What the task asks: Below you will find a set of lines. Repeat them all exactly.

Record extracts:
-- Start --

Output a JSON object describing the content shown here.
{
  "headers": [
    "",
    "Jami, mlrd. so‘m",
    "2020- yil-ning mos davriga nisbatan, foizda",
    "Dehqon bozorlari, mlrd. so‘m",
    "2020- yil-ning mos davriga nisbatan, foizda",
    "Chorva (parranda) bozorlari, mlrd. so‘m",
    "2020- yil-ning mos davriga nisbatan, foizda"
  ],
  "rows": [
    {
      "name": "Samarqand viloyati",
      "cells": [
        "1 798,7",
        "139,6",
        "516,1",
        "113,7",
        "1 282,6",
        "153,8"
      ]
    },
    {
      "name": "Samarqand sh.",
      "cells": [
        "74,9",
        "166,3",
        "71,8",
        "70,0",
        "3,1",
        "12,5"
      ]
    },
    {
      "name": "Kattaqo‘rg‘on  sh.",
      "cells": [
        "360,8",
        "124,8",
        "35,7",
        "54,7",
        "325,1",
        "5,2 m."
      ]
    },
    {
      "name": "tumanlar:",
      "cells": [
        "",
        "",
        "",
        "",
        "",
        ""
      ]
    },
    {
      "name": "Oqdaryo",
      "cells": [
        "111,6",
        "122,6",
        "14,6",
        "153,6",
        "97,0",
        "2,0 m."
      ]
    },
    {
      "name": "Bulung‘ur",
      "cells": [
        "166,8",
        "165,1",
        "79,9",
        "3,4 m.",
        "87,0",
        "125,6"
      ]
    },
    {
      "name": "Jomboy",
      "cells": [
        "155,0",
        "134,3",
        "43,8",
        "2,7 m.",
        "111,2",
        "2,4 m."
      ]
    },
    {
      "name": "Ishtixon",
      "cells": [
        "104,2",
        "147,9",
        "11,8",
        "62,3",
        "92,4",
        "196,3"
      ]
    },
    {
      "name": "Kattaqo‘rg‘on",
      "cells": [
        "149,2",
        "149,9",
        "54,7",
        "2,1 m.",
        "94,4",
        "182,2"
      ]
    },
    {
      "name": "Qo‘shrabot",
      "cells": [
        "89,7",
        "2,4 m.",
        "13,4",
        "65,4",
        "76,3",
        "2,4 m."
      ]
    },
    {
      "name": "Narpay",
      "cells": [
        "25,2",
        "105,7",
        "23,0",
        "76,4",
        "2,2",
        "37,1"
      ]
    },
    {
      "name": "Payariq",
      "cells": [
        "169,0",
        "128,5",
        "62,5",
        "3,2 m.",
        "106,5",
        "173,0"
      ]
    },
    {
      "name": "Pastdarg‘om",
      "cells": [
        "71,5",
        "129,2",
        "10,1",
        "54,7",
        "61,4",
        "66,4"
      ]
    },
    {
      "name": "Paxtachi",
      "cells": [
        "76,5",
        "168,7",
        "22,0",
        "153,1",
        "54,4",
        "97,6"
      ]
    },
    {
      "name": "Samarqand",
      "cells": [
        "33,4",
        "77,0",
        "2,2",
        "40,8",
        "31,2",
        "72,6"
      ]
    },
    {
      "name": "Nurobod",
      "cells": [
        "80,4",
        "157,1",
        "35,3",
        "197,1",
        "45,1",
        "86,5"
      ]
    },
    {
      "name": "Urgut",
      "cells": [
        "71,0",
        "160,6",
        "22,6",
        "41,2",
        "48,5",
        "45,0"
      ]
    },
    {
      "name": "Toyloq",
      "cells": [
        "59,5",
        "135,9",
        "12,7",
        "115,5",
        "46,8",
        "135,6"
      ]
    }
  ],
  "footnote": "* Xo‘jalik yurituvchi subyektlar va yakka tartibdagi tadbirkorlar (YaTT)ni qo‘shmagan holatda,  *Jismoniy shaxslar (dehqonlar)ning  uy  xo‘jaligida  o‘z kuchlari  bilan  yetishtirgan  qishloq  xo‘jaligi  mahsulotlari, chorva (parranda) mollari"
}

-- End --

Solution:
Output a JSON object describing the content shown here.
{
  "headers": [
    "",
    "Jami, mlrd. so‘m",
    "2020- yil-ning mos davriga nisbatan, foizda",
    "Dehqon bozorlari, mlrd. so‘m",
    "2020- yil-ning mos davriga nisbatan, foizda",
    "Chorva (parranda) bozorlari, mlrd. so‘m",
    "2020- yil-ning mos davriga nisbatan, foizda"
  ],
  "rows": [
    {
      "name": "Samarqand viloyati",
      "cells": [
        "1 798,7",
        "139,6",
        "516,1",
        "113,7",
        "1 282,6",
        "153,8"
      ]
    },
    {
      "name": "Samarqand sh.",
      "cells": [
        "74,9",
        "166,3",
        "71,8",
        "70,0",
        "3,1",
        "12,5"
      ]
    },
    {
      "name": "Kattaqo‘rg‘on  sh.",
      "cells": [
        "360,8",
        "124,8",
        "35,7",
        "54,7",
        "325,1",
        "5,2 m."
      ]
    },
    {
      "name": "tumanlar:",
      "cells": [
        "",
        "",
        "",
        "",
        "",
        ""
      ]
    },
    {
      "name": "Oqdaryo",
      "cells": [
        "111,6",
        "122,6",
        "14,6",
        "153,6",
        "97,0",
        "2,0 m."
      ]
    },
    {
      "name": "Bulung‘ur",
      "cells": [
        "166,8",
        "165,1",
        "79,9",
        "3,4 m.",
        "87,0",
        "125,6"
      ]
    },
    {
      "name": "Jomboy",
      "cells": [
        "155,0",
        "134,3",
        "43,8",
        "2,7 m.",
        "111,2",
        "2,4 m."
      ]
    },
    {
      "name": "Ishtixon",
      "cells": [
        "104,2",
        "147,9",
        "11,8",
        "62,3",
        "92,4",
        "196,3"
      ]
    },
    {
      "name": "Kattaqo‘rg‘on",
      "cells": [
        "149,2",
        "149,9",
        "54,7",
        "2,1 m.",
        "94,4",
        "182,2"
      ]
    },
    {
      "name": "Qo‘shrabot",
      "cells": [
        "89,7",
        "2,4 m.",
        "13,4",
        "65,4",
        "76,3",
        "2,4 m."
      ]
    },
    {
      "name": "Narpay",
      "cells": [
        "25,2",
        "105,7",
        "23,0",
        "76,4",
        "2,2",
        "37,1"
      ]
    },
    {
      "name": "Payariq",
      "cells": [
        "169,0",
        "128,5",
        "62,5",
        "3,2 m.",
        "106,5",
        "173,0"
      ]
    },
    {
      "name": "Pastdarg‘om",
      "cells": [
        "71,5",
        "129,2",
        "10,1",
        "54,7",
        "61,4",
        "66,4"
      ]
    },
    {
      "name": "Paxtachi",
      "cells": [
        "76,5",
        "168,7",
        "22,0",
        "153,1",
        "54,4",
        "97,6"
      ]
    },
    {
      "name": "Samarqand",
      "cells": [
        "33,4",
        "77,0",
        "2,2",
        "40,8",
        "31,2",
        "72,6"
      ]
    },
    {
      "name": "Nurobod",
      "cells": [
        "80,4",
        "157,1",
        "35,3",
        "197,1",
        "45,1",
        "86,5"
      ]
    },
    {
      "name": "Urgut",
      "cells": [
        "71,0",
        "160,6",
        "22,6",
        "41,2",
        "48,5",
        "45,0"
      ]
    },
    {
      "name": "Toyloq",
      "cells": [
        "59,5",
        "135,9",
        "12,7",
        "115,5",
        "46,8",
        "135,6"
      ]
    }
  ],
  "footnote": "* Xo‘jalik yurituvchi subyektlar va yakka tartibdagi tadbirkorlar (YaTT)ni qo‘shmagan holatda,  *Jismoniy shaxslar (dehqonlar)ning  uy  xo‘jaligida  o‘z kuchlari  bilan  yetishtirgan  qishloq  xo‘jaligi  mahsulotlari, chorva (parranda) mollari"
}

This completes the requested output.